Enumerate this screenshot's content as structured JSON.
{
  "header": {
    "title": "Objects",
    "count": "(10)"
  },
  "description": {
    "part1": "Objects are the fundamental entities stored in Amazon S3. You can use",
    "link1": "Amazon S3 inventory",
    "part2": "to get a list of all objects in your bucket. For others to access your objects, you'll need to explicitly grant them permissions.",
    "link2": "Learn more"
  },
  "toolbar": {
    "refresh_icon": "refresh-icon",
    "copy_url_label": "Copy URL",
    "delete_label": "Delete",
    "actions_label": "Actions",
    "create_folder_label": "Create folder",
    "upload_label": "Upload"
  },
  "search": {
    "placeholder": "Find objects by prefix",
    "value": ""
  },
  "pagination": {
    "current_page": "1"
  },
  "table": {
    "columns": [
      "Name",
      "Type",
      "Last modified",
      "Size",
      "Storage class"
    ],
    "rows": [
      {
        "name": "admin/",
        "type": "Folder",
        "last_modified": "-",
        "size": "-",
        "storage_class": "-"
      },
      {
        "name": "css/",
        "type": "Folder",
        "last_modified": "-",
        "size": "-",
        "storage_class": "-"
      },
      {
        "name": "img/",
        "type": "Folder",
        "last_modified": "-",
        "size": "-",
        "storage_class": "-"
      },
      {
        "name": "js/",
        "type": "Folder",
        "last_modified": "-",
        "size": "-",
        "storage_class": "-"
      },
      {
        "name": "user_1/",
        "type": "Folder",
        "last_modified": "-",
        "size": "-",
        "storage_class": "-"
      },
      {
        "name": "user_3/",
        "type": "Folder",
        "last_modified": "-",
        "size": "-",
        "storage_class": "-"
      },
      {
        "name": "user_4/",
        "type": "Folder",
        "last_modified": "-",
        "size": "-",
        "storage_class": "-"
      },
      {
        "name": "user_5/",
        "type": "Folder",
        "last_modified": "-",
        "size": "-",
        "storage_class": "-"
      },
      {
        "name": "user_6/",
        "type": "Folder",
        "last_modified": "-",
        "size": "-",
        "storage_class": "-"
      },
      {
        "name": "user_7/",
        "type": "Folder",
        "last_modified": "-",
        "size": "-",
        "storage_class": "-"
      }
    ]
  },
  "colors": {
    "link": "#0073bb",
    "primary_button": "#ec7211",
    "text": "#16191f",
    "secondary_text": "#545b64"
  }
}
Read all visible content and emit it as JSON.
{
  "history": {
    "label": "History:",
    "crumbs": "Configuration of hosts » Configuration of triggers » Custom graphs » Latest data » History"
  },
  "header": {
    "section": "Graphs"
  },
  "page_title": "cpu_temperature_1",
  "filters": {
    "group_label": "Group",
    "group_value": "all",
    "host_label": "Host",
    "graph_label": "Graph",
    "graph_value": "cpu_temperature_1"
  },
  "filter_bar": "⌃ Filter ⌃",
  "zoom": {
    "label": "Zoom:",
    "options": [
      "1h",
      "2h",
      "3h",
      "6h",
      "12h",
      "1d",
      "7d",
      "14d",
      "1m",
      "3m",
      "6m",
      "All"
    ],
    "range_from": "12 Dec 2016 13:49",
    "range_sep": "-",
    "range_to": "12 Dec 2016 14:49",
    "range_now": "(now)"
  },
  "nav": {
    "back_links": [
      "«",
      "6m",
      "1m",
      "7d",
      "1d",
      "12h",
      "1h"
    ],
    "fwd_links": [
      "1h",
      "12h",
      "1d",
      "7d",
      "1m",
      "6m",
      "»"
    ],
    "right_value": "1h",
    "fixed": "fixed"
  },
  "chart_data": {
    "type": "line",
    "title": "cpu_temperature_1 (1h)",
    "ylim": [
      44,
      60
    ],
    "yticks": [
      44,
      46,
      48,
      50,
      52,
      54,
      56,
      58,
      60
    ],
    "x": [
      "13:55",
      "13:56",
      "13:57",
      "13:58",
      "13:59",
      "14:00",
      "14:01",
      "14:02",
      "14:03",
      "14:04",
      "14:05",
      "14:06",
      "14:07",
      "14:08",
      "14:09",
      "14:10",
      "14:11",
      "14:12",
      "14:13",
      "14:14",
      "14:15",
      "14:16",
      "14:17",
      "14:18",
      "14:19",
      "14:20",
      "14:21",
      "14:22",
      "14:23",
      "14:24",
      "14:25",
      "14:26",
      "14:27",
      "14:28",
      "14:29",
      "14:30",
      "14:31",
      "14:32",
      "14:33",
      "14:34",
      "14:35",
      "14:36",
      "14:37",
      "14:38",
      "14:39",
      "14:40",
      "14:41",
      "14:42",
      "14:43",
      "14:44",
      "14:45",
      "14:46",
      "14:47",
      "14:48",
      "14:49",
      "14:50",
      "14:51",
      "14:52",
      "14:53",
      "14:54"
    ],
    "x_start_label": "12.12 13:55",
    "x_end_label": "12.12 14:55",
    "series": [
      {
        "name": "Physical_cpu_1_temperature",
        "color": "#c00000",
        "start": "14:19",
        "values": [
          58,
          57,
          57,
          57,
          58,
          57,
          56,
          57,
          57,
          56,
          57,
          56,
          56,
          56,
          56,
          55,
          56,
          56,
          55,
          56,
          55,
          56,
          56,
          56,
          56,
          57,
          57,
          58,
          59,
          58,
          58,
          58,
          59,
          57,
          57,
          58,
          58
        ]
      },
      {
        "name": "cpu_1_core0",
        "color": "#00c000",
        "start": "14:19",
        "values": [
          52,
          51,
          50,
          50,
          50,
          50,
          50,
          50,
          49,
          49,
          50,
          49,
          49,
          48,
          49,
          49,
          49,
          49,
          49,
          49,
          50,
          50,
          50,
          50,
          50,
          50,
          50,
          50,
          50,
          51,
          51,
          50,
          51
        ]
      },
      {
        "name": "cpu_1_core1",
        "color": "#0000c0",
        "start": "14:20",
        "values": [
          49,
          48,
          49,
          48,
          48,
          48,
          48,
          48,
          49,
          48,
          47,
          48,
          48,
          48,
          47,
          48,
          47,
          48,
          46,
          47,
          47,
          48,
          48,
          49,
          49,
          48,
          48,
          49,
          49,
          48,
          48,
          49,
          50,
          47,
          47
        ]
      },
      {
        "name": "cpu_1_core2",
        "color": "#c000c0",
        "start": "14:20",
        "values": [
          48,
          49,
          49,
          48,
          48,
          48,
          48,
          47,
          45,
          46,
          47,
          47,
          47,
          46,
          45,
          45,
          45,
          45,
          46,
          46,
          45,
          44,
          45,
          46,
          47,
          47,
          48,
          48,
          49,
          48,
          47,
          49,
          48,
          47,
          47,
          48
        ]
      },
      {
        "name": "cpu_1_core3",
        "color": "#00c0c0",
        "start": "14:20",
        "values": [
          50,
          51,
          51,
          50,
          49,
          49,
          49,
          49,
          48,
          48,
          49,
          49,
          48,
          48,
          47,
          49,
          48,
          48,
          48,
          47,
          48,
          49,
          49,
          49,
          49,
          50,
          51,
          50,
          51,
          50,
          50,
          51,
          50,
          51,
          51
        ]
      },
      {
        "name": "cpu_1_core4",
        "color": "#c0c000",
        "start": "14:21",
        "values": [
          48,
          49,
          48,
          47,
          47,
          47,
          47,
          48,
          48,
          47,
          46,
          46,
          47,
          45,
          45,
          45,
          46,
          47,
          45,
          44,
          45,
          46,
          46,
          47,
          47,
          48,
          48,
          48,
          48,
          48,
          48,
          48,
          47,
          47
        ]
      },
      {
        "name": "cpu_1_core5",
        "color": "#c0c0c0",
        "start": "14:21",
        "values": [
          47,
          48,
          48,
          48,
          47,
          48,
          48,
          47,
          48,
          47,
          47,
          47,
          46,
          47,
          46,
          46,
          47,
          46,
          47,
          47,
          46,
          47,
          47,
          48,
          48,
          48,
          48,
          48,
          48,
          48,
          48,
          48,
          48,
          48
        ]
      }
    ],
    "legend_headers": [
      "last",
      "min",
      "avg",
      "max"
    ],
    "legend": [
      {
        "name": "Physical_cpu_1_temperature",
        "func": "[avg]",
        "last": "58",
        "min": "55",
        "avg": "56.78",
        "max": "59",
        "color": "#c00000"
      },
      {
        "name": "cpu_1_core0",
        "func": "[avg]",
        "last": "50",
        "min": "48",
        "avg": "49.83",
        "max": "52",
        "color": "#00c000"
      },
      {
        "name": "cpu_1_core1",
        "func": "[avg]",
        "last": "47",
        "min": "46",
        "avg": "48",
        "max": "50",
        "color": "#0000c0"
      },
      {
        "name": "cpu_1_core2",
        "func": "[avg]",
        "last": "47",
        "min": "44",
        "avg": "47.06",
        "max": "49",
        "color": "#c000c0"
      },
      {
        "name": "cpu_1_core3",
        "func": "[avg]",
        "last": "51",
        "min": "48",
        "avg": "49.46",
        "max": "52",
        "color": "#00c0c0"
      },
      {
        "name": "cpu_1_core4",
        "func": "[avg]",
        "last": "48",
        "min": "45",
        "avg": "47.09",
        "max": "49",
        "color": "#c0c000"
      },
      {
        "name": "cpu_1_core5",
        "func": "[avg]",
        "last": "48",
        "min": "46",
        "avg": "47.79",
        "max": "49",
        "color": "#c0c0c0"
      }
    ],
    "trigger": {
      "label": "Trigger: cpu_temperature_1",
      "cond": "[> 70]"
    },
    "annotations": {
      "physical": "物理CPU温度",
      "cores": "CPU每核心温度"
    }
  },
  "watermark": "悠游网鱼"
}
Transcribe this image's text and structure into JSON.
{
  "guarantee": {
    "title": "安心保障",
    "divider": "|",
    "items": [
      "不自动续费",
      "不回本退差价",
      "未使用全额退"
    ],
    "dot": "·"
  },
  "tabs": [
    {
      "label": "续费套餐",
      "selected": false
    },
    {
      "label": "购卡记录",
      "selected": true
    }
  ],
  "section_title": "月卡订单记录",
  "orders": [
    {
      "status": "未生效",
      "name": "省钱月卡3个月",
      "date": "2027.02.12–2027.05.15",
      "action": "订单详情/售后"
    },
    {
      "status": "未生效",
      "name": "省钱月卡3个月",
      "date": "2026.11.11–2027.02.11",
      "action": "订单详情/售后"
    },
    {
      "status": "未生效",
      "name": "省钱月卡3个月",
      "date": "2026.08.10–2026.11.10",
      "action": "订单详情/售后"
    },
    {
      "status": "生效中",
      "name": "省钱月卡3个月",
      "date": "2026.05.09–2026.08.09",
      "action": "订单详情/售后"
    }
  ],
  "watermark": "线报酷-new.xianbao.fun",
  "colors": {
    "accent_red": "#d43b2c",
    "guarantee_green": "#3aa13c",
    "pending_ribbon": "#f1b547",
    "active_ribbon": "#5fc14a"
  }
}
......
Copy exactly, and only, the lines from the one containing "Transcribe this image's" through the last line of the listing.

• **The result**
Transcribe this image's text and structure into JSON.
{
  "guarantee": {
    "title": "安心保障",
    "divider": "|",
    "items": [
      "不自动续费",
      "不回本退差价",
      "未使用全额退"
    ],
    "dot": "·"
  },
  "tabs": [
    {
      "label": "续费套餐",
      "selected": false
    },
    {
      "label": "购卡记录",
      "selected": true
    }
  ],
  "section_title": "月卡订单记录",
  "orders": [
    {
      "status": "未生效",
      "name": "省钱月卡3个月",
      "date": "2027.02.12–2027.05.15",
      "action": "订单详情/售后"
    },
    {
      "status": "未生效",
      "name": "省钱月卡3个月",
      "date": "2026.11.11–2027.02.11",
      "action": "订单详情/售后"
    },
    {
      "status": "未生效",
      "name": "省钱月卡3个月",
      "date": "2026.08.10–2026.11.10",
      "action": "订单详情/售后"
    },
    {
      "status": "生效中",
      "name": "省钱月卡3个月",
      "date": "2026.05.09–2026.08.09",
      "action": "订单详情/售后"
    }
  ],
  "watermark": "线报酷-new.xianbao.fun",
  "colors": {
    "accent_red": "#d43b2c",
    "guarantee_green": "#3aa13c",
    "pending_ribbon": "#f1b547",
    "active_ribbon": "#5fc14a"
  }
}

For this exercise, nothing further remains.